Source material
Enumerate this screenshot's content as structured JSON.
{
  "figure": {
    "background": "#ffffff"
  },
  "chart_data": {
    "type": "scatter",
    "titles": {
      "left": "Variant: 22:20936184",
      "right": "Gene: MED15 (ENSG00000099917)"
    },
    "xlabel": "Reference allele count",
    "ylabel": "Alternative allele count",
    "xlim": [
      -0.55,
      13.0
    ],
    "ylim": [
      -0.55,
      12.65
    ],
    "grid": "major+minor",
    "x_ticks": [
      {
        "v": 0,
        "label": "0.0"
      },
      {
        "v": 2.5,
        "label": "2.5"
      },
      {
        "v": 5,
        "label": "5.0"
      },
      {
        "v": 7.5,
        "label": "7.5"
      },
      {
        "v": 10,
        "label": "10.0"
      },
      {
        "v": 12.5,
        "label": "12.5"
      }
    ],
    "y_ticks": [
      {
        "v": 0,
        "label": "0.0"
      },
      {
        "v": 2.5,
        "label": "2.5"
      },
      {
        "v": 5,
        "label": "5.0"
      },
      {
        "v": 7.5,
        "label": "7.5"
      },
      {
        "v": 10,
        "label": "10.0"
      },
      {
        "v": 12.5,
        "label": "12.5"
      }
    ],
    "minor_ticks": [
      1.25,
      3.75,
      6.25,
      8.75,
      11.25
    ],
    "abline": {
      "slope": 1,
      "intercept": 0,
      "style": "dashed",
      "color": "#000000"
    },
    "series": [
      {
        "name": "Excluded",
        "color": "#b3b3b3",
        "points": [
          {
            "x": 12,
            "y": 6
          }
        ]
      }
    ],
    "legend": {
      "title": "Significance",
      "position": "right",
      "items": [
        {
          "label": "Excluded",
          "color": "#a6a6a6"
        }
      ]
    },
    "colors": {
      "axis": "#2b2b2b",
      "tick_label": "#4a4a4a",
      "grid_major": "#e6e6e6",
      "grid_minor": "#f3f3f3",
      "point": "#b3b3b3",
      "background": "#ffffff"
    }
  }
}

What is needed
From the listing above, copy every line that includes the word "background".

Answer
    "background": "#ffffff"
      "background": "#ffffff"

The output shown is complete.